- EXTRACT PROVIDED
Skip to content

sync command loads entire table into memory causing OOM and connection timeouts #74

@taariq

Description

@taariq

Problem

The sync command's xmin-based daemon loads entire tables into memory before processing, causing:

  1. Massive memory usage - 10GB+ VSZ for tables with millions of rows
  2. Connection timeouts - Long-running queries exceed ELB/proxy idle timeouts (typically 60s-10min)
  3. Failed syncs - All tables fail with "connection closed" errors

Evidence

Production logs showing the issue:

2025-12-10T17:43:46Z  INFO Found 14446803 changed rows in public.serendb_coingeckoprice (xmin 0 -> 2471865127)
2025-12-10T18:01:37Z ERROR Failed to sync public.serendb_coingeckoprice: Failed to upsert batch
    Caused by: connection closed
  • 14.4 million rows attempted to load into memory
  • ~18 minutes before connection timeout
  • Process showed 10GB VSZ (virtual memory)

Root Cause

In src/xmin/daemon.rs:350-386, sync_table loads all rows at once:

// PROBLEM: Loads ALL rows into memory
let (rows, max_xmin, was_full_sync) = reader
    .read_changes_with_wraparound_check(schema, table, &column_names, since_xmin)
    .await?;

// PROBLEM: Creates another full copy in memory
let values: Vec<Vec<Box<dyn ToSql>>> = rows
    .iter()
    .map(|row| row_to_values(row, &columns))
    .collect();

Both read_changes() and read_all_rows() in src/xmin/reader.rs use .query() which returns all results at once.

Ironically, a batched reader already exists but isn't used: read_changes_batched() and fetch_batch() in reader.rs (lines 157-243).

Solution

Modify sync_table to use streaming/batched processing:

1. Use existing batched reader

async fn sync_table(&self, ...) -> Result<u64> {
    // ... setup code ...
    
    let batch_size = self.config.batch_size; // Default 10,000
    let mut batch_reader = reader
        .read_changes_batched(schema, table, &column_names, since_xmin, batch_size)
        .await?;
    
    let mut total_rows = 0u64;
    let mut max_xmin = since_xmin;
    
    while let Some((rows, batch_max_xmin)) = reader.fetch_batch(&mut batch_reader).await? {
        if rows.is_empty() {
            break;
        }
        
        tracing::debug!(
            "Processing batch of {} rows for {}.{} (xmin {} -> {})",
            rows.len(), schema, table, max_xmin, batch_max_xmin
        );
        
        // Convert and apply batch immediately (memory = O(batch_size))
        let values: Vec<Vec<Box<dyn ToSql + Sync + Send>>> = rows
            .iter()
            .map(|row| row_to_values(row, &columns))
            .collect();
        
        let affected = writer
            .apply_batch(schema, table, &pk_columns, &column_names, values)

- DO THIS
Transcribe, without any change, the portion of the sync command issue report that begins with the words "Modify sync_table to" and ends after the words "setup code ...".

- DATA LINES
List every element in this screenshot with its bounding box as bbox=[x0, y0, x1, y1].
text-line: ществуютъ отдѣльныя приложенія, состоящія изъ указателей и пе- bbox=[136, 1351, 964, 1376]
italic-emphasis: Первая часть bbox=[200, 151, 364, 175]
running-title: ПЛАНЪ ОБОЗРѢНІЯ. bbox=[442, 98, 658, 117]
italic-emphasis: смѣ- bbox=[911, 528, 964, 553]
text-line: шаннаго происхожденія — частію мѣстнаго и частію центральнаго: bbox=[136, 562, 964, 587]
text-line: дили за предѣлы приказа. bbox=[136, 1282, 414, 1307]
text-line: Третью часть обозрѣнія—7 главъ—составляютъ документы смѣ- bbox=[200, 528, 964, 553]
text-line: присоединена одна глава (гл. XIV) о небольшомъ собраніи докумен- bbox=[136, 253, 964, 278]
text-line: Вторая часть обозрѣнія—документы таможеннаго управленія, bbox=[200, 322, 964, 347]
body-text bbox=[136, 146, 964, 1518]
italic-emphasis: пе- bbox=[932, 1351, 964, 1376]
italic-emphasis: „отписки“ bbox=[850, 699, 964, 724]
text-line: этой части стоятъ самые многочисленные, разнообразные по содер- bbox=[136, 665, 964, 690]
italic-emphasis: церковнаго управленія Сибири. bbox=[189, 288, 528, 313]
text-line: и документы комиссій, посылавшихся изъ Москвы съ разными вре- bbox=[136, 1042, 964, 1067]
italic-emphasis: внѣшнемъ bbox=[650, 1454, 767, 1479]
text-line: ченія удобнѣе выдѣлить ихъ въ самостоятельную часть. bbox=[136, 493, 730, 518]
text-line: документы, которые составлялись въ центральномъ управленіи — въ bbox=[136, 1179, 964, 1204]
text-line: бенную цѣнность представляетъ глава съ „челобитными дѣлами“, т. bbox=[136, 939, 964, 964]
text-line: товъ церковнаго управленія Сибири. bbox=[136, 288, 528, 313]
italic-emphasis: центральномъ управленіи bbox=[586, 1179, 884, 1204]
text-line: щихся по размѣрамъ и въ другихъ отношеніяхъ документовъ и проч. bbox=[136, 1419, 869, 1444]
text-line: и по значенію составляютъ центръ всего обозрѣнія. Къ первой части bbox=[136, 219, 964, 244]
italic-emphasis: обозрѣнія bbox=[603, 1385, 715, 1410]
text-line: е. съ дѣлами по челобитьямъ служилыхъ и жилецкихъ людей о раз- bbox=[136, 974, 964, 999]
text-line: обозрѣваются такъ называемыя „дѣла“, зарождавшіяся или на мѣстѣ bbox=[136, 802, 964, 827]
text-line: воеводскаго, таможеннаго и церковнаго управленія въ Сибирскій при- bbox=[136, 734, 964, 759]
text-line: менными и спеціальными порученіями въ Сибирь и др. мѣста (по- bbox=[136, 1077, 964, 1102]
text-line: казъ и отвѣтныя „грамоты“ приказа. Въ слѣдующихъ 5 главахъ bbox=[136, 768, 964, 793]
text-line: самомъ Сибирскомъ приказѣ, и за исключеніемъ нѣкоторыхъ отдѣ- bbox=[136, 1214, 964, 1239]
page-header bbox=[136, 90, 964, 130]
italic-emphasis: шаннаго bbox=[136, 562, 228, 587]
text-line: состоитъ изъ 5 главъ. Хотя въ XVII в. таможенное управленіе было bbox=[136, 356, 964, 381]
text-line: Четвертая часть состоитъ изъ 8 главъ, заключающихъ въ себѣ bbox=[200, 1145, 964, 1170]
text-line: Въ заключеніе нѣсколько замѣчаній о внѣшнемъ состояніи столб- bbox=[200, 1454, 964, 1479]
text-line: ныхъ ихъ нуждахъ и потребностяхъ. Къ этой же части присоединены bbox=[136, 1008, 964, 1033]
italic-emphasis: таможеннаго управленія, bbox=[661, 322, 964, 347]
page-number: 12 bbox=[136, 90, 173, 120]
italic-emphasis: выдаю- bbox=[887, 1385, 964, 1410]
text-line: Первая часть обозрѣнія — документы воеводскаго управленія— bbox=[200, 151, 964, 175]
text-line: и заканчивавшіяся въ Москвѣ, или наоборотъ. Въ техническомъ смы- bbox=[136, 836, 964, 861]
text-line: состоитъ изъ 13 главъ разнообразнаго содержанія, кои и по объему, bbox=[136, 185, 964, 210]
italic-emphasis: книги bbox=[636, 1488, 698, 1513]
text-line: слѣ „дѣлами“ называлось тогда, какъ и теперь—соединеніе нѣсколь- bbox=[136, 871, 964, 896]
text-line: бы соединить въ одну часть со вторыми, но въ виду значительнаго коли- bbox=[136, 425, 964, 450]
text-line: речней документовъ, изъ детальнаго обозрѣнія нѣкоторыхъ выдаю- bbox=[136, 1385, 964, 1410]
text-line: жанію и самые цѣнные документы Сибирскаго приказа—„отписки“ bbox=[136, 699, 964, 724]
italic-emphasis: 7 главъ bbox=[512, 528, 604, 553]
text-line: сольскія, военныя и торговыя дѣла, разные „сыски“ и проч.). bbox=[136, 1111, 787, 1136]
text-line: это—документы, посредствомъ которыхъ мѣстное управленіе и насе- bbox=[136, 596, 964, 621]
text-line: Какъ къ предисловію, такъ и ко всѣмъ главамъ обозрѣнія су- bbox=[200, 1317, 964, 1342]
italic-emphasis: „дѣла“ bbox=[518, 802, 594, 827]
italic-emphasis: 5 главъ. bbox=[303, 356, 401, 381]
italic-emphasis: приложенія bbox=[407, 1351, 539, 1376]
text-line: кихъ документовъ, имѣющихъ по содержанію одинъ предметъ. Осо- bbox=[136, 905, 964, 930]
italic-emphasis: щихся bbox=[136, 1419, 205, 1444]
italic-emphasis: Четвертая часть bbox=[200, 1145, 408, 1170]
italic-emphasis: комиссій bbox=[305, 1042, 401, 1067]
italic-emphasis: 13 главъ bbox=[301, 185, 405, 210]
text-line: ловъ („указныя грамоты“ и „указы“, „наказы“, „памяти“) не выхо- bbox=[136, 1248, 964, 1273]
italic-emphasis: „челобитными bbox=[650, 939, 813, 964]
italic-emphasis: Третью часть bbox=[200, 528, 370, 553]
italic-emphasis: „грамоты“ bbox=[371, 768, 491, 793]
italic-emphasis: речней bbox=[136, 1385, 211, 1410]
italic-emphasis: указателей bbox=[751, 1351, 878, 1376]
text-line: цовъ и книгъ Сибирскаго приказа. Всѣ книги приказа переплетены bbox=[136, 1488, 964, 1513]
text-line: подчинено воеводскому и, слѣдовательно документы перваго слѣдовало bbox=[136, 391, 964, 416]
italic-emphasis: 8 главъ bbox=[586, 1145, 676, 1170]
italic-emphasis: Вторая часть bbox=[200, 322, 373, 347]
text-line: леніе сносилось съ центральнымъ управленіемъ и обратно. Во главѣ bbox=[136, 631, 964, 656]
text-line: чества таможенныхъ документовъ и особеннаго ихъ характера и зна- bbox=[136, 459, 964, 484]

- TASK OUTPUT
Modify sync_table to use streaming/batched processing:

1. Use existing batched reader

async fn sync_table(&self, ...) -> Result<u64> {
    // ... setup code ...